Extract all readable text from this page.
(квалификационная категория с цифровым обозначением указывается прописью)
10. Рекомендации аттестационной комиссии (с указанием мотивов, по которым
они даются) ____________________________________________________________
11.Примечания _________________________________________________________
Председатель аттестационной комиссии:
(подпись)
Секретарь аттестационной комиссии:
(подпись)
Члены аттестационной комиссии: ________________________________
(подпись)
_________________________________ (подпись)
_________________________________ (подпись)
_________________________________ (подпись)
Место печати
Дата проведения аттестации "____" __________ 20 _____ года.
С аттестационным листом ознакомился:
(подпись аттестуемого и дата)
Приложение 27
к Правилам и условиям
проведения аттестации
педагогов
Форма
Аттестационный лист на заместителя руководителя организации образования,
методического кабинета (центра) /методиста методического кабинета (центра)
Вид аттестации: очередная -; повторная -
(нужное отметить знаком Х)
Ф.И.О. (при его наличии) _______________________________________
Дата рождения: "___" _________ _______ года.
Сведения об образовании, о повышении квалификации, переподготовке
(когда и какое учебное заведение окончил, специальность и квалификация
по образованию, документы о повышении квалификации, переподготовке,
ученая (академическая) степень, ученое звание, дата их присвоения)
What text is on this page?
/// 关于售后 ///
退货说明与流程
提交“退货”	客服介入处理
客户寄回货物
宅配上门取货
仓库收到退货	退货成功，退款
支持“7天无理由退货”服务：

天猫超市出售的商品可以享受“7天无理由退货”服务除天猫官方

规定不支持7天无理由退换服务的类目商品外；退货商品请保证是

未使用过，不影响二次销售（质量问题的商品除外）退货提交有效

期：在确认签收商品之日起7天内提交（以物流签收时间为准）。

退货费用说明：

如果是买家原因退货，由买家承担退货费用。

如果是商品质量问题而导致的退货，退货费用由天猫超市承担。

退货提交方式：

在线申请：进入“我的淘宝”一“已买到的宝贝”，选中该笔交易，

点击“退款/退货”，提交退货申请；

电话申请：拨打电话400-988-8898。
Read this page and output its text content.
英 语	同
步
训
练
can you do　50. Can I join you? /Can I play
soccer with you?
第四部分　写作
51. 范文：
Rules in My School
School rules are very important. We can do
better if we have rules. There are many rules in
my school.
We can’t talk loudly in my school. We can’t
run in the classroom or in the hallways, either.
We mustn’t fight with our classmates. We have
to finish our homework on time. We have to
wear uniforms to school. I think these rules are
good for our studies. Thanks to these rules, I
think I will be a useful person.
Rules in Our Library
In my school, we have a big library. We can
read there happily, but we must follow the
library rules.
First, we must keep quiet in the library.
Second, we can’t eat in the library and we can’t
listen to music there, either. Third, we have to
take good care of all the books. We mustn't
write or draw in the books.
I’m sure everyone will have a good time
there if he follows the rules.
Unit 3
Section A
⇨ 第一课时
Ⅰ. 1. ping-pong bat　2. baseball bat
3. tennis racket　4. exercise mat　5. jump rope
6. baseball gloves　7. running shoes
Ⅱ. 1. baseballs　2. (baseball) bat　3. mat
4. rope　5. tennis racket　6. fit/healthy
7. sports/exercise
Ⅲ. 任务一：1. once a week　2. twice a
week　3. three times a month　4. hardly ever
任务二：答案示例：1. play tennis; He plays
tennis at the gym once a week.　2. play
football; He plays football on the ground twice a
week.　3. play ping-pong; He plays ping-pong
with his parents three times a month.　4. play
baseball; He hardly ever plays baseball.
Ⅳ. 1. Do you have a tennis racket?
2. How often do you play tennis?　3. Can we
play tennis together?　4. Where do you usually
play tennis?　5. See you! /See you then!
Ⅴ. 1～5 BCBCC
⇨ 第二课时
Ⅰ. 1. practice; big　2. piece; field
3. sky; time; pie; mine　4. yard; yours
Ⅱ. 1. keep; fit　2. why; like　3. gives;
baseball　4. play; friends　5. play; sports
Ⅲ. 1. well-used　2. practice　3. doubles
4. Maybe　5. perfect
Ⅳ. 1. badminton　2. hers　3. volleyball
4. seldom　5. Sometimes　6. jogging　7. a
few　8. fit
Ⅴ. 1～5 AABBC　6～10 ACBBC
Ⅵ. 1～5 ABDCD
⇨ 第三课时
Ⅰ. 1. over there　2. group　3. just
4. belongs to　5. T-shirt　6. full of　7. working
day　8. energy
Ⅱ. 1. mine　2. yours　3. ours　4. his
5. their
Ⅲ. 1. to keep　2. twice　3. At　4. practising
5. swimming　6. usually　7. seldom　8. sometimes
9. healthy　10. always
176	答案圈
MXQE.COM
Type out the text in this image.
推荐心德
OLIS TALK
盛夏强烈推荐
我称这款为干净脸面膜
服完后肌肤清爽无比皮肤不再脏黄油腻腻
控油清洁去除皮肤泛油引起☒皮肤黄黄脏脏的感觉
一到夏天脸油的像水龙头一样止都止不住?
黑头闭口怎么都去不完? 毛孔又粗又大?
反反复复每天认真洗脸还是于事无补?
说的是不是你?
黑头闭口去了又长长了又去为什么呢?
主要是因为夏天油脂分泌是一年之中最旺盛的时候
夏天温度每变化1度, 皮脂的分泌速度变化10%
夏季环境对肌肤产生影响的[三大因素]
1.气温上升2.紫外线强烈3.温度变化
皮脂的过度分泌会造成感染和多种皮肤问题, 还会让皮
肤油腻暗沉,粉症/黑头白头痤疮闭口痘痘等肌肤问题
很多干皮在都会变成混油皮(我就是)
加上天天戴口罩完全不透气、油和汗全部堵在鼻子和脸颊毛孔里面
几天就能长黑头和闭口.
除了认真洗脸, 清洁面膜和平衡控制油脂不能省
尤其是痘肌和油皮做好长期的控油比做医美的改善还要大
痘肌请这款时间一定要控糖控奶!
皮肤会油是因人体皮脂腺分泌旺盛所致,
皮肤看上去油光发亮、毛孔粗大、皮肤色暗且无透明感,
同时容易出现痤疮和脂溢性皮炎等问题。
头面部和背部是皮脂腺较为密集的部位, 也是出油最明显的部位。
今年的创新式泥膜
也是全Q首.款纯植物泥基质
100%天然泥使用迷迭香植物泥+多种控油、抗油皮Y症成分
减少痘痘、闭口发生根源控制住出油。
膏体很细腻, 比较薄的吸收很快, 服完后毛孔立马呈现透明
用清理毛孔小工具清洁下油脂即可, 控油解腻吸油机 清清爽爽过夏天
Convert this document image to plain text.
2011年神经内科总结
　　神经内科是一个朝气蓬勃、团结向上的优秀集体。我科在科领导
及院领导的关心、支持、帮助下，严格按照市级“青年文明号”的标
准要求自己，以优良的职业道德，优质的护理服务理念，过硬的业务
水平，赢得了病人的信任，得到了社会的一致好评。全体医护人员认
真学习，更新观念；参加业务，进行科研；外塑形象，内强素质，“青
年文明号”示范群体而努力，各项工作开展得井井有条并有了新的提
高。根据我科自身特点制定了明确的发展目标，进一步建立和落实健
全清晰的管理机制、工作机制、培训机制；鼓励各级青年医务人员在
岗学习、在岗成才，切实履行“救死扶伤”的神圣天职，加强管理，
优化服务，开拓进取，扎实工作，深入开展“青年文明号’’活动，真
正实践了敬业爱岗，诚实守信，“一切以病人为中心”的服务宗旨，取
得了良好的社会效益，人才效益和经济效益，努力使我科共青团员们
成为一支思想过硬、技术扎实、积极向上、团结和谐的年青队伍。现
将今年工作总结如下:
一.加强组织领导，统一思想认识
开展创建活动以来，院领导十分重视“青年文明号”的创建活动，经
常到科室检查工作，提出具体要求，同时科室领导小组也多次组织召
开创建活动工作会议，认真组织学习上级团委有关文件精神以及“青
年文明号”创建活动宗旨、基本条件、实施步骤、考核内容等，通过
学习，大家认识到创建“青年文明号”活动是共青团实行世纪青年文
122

OBJECTIVE: Where does the word "sports" appear? Return each line that holds it.

SOLUTION TO THE EXERCISE:
7. sports/exercise
baseball　4. play; friends　5. play; sports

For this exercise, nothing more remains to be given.